## Start INFORMATION GIVEN

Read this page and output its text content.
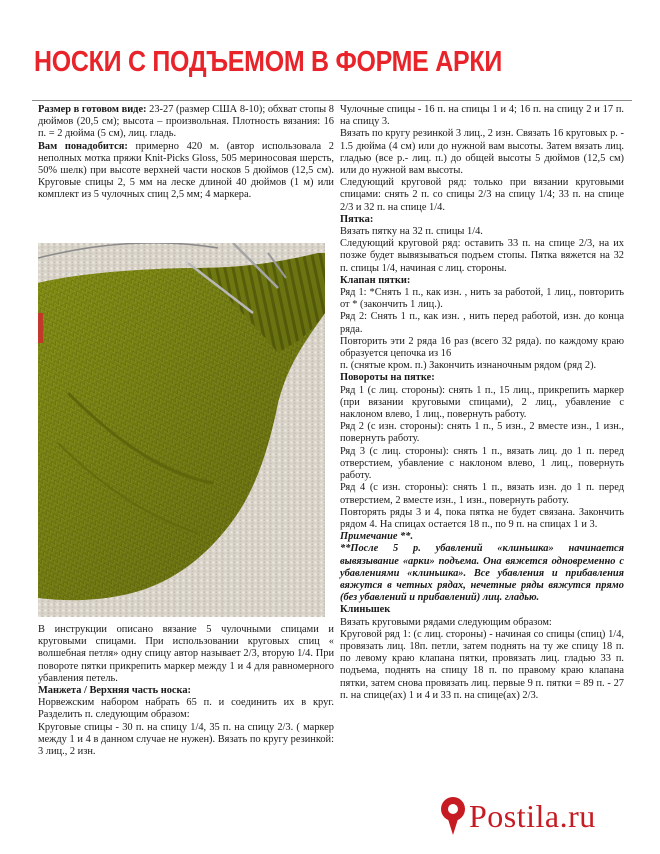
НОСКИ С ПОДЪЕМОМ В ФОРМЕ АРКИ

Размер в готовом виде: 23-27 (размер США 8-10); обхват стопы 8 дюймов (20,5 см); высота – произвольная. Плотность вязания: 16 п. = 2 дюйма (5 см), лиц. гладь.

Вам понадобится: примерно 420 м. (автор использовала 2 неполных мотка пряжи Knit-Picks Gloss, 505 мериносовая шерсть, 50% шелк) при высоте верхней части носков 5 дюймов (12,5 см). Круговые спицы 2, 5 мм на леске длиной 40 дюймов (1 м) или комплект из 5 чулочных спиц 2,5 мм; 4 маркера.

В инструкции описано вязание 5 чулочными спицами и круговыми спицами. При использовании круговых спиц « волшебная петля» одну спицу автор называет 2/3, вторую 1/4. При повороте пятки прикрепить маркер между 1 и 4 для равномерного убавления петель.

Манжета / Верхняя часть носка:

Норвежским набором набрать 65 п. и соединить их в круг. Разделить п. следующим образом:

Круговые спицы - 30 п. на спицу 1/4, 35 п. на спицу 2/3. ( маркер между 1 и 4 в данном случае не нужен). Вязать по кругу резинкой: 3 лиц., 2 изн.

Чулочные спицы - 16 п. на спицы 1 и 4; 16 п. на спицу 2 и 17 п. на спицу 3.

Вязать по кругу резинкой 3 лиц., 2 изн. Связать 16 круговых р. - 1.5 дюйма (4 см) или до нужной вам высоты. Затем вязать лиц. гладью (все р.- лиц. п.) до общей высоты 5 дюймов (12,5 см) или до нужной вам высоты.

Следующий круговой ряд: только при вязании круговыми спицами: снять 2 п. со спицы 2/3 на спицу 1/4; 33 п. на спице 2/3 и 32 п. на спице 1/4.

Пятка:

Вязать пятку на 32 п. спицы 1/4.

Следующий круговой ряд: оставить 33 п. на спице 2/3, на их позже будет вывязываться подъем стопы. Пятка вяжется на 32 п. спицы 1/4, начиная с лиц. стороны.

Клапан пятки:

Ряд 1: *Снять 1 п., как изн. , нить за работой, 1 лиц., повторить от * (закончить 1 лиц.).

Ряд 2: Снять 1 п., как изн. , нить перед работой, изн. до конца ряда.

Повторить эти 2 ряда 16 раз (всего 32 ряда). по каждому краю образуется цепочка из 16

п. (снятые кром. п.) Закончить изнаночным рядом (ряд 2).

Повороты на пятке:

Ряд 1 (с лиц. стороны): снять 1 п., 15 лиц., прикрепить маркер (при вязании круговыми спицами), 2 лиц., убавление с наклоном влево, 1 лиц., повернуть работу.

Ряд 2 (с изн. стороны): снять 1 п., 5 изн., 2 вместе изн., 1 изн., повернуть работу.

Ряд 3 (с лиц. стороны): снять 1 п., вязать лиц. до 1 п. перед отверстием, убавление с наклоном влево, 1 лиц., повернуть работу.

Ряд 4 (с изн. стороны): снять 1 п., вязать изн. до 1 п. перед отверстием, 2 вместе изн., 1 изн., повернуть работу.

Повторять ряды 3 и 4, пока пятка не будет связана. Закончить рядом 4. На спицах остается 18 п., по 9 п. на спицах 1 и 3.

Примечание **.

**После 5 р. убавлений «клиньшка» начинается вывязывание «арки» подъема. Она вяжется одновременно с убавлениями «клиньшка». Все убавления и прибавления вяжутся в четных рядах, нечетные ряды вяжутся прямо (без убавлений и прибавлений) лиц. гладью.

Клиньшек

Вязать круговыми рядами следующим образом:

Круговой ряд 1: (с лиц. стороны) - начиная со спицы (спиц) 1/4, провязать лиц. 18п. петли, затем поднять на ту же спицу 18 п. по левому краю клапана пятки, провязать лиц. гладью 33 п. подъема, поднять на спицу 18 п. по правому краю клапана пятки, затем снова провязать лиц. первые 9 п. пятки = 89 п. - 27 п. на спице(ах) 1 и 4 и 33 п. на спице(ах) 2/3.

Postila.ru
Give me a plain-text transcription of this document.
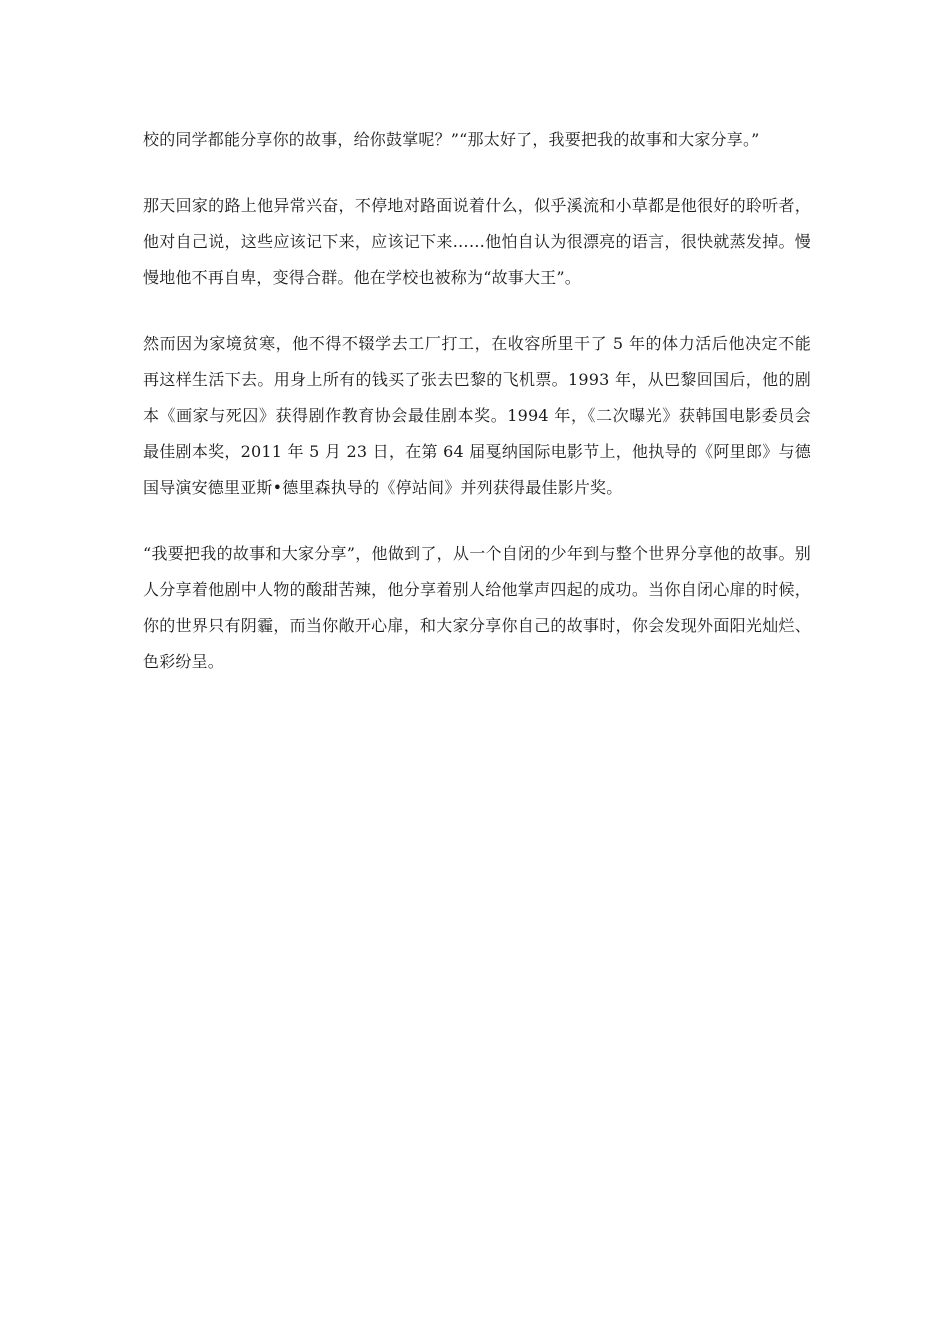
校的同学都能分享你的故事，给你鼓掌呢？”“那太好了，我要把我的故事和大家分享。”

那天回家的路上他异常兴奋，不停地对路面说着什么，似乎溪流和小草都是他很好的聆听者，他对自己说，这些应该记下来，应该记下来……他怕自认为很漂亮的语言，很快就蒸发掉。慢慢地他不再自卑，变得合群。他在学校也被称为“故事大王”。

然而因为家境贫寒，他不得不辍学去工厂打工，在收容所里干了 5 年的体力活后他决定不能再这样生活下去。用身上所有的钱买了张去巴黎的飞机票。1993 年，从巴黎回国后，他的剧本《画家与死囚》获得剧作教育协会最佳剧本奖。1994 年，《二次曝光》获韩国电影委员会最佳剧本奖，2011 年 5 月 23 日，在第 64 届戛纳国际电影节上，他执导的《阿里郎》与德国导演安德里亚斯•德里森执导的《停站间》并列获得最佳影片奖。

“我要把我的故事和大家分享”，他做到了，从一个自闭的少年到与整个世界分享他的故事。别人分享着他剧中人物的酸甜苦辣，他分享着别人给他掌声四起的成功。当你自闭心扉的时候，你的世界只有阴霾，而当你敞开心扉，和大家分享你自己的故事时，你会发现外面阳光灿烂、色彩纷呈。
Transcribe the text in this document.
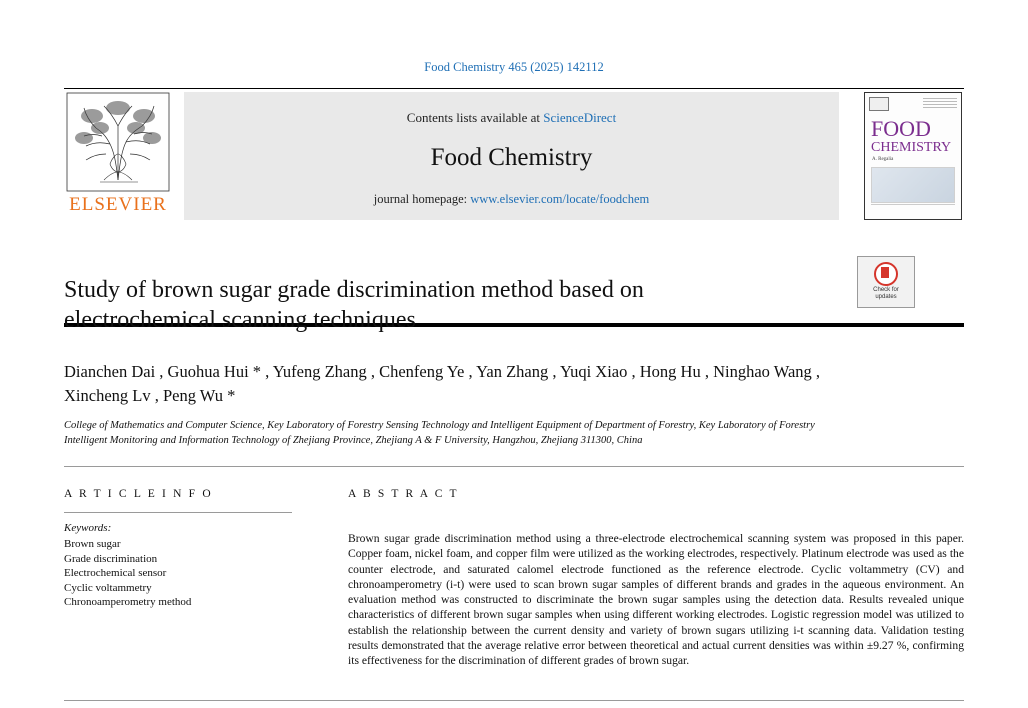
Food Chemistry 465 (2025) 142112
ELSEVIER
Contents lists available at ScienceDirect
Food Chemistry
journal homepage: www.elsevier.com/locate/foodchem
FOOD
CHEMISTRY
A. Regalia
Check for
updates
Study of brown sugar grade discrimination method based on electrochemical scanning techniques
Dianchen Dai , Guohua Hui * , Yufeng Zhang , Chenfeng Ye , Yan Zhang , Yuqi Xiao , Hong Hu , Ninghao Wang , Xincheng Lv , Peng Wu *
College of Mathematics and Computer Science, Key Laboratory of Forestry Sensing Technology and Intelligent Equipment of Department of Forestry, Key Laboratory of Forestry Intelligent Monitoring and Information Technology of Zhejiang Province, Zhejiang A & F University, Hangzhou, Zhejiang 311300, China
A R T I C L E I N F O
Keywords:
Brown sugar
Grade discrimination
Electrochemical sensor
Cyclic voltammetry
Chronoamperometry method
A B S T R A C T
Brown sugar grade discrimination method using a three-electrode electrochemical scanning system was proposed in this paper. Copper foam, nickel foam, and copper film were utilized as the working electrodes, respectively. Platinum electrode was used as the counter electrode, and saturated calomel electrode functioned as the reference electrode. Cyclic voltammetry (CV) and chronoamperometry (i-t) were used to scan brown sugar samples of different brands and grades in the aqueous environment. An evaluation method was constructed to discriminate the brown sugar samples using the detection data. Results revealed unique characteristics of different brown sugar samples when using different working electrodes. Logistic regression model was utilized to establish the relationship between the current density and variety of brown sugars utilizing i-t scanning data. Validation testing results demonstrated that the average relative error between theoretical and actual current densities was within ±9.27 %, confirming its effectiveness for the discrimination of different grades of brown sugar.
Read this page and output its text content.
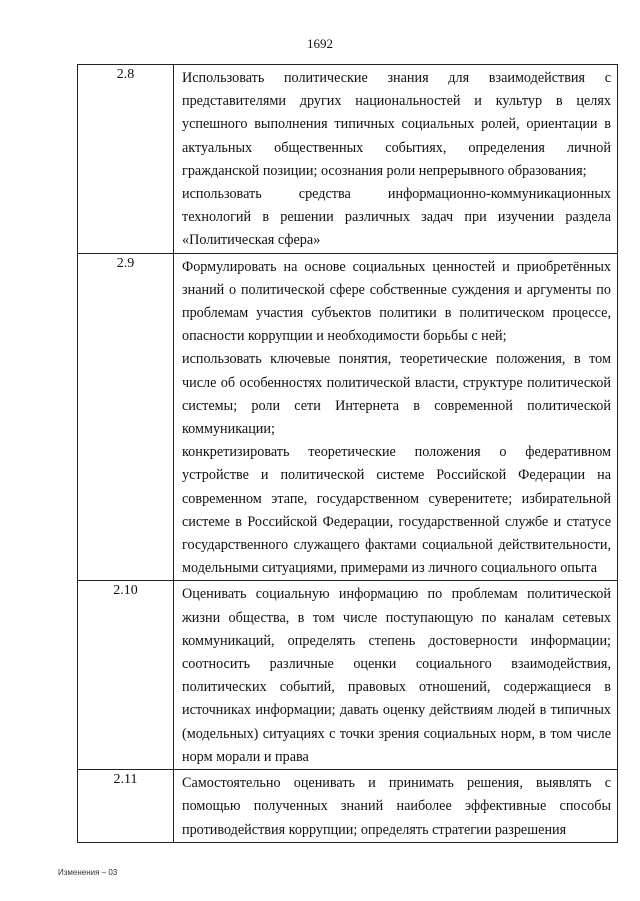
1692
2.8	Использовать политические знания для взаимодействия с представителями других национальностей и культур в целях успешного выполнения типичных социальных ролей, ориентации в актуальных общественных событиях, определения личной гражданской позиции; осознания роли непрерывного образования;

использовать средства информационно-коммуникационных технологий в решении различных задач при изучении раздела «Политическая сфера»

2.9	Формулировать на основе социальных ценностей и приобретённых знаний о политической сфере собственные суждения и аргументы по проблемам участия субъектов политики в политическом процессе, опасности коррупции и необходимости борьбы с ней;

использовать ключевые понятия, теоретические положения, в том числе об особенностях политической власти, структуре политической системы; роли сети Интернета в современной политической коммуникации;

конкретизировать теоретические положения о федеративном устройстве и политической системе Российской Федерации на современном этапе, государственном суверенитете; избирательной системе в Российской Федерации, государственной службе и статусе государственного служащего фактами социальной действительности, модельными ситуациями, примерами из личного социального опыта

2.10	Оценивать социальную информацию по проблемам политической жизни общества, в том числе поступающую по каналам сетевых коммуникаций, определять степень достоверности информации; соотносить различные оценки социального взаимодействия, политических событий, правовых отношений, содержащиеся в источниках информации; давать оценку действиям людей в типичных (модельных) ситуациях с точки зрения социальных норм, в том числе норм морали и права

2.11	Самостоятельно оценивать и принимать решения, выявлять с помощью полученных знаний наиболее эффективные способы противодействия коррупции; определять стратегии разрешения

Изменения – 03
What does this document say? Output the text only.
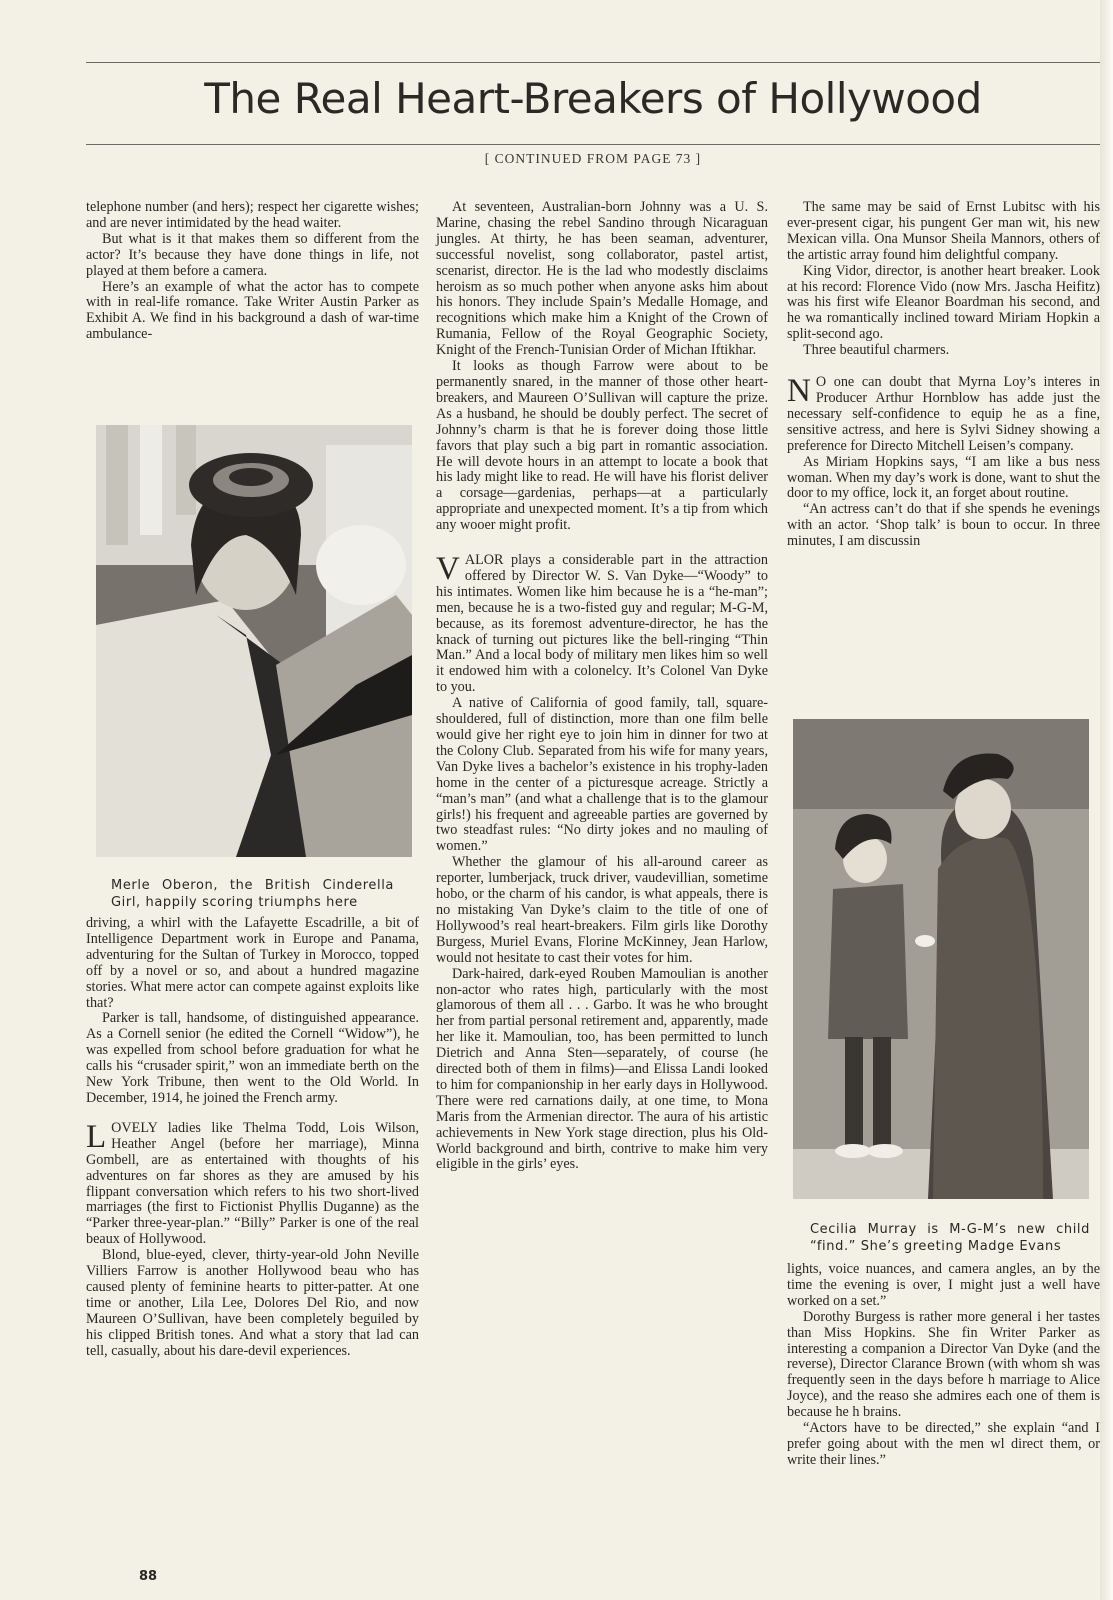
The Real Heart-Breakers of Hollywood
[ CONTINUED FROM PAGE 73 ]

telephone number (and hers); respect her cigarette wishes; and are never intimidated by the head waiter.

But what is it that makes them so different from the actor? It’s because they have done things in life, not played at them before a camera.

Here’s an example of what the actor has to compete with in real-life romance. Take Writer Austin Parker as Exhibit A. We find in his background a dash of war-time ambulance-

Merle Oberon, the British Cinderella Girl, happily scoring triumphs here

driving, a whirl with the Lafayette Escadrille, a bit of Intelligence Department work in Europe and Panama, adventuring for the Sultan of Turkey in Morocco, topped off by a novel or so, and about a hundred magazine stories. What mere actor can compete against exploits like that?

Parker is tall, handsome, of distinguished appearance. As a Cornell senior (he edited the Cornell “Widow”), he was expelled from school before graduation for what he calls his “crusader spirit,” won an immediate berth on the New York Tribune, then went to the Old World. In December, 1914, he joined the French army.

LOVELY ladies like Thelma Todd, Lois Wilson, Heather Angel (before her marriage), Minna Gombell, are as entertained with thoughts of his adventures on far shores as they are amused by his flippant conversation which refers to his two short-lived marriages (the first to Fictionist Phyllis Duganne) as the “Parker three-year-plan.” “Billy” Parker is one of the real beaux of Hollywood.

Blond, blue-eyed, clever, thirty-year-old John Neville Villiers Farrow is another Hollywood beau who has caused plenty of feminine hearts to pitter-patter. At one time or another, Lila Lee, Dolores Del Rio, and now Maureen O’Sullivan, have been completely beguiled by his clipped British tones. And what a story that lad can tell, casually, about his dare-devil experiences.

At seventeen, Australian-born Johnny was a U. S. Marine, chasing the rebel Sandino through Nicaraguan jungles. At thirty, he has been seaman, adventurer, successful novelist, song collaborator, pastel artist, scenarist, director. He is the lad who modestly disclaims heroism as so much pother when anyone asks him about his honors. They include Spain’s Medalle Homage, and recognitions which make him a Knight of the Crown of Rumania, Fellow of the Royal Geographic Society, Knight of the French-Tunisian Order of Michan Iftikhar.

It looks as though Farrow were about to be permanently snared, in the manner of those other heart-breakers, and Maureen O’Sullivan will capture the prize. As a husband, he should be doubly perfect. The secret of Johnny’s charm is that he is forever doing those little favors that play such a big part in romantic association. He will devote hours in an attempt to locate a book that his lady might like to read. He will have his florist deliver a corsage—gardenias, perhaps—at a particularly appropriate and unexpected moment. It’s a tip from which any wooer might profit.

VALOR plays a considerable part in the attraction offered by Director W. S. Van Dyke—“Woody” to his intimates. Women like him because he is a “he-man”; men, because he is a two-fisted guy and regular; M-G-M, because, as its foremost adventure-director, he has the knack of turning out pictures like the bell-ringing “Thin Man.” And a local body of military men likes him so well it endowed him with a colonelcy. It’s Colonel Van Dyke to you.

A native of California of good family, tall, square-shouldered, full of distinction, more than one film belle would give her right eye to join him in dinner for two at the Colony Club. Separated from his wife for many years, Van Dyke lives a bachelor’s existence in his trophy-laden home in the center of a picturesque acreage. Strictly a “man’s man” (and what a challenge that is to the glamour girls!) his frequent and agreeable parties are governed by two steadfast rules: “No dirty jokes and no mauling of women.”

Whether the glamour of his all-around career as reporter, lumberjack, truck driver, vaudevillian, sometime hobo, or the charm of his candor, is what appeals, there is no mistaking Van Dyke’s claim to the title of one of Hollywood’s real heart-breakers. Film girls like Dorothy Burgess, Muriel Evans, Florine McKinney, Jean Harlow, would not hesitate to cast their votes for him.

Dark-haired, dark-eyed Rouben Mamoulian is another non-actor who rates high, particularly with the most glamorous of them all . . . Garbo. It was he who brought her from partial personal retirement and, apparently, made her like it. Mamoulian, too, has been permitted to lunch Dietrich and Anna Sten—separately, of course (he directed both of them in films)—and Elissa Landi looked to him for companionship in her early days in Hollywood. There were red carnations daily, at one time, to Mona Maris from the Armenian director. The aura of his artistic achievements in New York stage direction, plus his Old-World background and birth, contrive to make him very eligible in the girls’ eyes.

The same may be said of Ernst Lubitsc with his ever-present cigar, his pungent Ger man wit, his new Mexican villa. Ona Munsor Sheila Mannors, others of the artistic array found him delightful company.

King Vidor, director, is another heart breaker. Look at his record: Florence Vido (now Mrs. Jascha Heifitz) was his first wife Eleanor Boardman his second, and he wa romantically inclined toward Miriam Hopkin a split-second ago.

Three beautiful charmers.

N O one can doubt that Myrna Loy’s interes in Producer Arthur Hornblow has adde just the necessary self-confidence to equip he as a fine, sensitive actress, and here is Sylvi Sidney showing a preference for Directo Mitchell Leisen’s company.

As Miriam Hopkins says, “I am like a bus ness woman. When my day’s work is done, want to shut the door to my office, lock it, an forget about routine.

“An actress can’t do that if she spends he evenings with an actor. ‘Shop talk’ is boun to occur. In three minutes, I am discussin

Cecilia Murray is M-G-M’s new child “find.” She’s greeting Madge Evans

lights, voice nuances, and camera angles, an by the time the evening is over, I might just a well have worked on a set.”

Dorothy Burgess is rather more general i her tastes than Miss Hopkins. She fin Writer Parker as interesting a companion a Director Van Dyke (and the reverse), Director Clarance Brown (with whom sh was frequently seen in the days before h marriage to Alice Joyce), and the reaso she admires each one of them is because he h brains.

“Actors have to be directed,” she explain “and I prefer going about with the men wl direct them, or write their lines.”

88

## End INFORMATION GIVEN

WHAT TO WORK ON
Find the word "рядом" in the records and pull out each line that has it.

COMPLETE RESPONSE
п. (снятые кром. п.) Закончить изнаночным рядом (ряд 2).
Повторять ряды 3 и 4, пока пятка не будет связана. Закончить рядом 4. На спицах остается 18 п., по 9 п. на спицах 1 и 3.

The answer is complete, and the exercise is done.